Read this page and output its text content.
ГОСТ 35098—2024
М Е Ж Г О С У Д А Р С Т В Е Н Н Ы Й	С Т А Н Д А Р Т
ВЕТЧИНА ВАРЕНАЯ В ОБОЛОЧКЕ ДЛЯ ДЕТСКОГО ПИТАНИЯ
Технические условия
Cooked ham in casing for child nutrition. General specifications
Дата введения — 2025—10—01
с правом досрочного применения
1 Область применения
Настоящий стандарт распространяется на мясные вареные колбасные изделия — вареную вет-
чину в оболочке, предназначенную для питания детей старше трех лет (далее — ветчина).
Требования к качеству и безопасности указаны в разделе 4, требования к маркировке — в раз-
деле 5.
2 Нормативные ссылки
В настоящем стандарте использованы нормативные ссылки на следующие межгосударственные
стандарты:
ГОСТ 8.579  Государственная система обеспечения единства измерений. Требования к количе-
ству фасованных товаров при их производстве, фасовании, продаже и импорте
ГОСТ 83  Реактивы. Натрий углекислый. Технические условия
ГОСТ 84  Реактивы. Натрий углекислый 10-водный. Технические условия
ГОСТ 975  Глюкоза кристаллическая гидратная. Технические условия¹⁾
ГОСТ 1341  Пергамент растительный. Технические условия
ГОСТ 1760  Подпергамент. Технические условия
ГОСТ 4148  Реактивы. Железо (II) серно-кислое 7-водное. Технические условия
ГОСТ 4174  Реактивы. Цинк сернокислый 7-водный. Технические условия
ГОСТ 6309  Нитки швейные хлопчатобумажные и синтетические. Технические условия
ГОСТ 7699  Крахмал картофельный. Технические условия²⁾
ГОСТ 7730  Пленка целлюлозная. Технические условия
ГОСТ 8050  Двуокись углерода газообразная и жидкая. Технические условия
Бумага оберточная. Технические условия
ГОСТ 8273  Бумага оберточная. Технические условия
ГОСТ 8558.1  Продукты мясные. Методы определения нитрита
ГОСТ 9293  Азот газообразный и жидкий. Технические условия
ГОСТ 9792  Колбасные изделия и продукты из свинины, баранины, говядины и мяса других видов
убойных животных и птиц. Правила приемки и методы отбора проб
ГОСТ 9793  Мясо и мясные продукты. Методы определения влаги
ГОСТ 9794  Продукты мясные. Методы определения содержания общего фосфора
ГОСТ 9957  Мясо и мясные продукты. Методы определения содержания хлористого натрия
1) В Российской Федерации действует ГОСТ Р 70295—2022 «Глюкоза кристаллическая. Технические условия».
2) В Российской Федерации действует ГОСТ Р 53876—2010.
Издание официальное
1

==============================

■ **Aim of the exercise**
Restate the data above word for word.

■ **Expected output**
Read this page and output its text content.
ГОСТ 35098—2024
М Е Ж Г О С У Д А Р С Т В Е Н Н Ы Й	С Т А Н Д А Р Т
ВЕТЧИНА ВАРЕНАЯ В ОБОЛОЧКЕ ДЛЯ ДЕТСКОГО ПИТАНИЯ
Технические условия
Cooked ham in casing for child nutrition. General specifications
Дата введения — 2025—10—01
с правом досрочного применения
1 Область применения
Настоящий стандарт распространяется на мясные вареные колбасные изделия — вареную вет-
чину в оболочке, предназначенную для питания детей старше трех лет (далее — ветчина).
Требования к качеству и безопасности указаны в разделе 4, требования к маркировке — в раз-
деле 5.
2 Нормативные ссылки
В настоящем стандарте использованы нормативные ссылки на следующие межгосударственные
стандарты:
ГОСТ 8.579  Государственная система обеспечения единства измерений. Требования к количе-
ству фасованных товаров при их производстве, фасовании, продаже и импорте
ГОСТ 83  Реактивы. Натрий углекислый. Технические условия
ГОСТ 84  Реактивы. Натрий углекислый 10-водный. Технические условия
ГОСТ 975  Глюкоза кристаллическая гидратная. Технические условия¹⁾
ГОСТ 1341  Пергамент растительный. Технические условия
ГОСТ 1760  Подпергамент. Технические условия
ГОСТ 4148  Реактивы. Железо (II) серно-кислое 7-водное. Технические условия
ГОСТ 4174  Реактивы. Цинк сернокислый 7-водный. Технические условия
ГОСТ 6309  Нитки швейные хлопчатобумажные и синтетические. Технические условия
ГОСТ 7699  Крахмал картофельный. Технические условия²⁾
ГОСТ 7730  Пленка целлюлозная. Технические условия
ГОСТ 8050  Двуокись углерода газообразная и жидкая. Технические условия
Бумага оберточная. Технические условия
ГОСТ 8273  Бумага оберточная. Технические условия
ГОСТ 8558.1  Продукты мясные. Методы определения нитрита
ГОСТ 9293  Азот газообразный и жидкий. Технические условия
ГОСТ 9792  Колбасные изделия и продукты из свинины, баранины, говядины и мяса других видов
убойных животных и птиц. Правила приемки и методы отбора проб
ГОСТ 9793  Мясо и мясные продукты. Методы определения влаги
ГОСТ 9794  Продукты мясные. Методы определения содержания общего фосфора
ГОСТ 9957  Мясо и мясные продукты. Методы определения содержания хлористого натрия
1) В Российской Федерации действует ГОСТ Р 70295—2022 «Глюкоза кристаллическая. Технические условия».
2) В Российской Федерации действует ГОСТ Р 53876—2010.
Издание официальное
1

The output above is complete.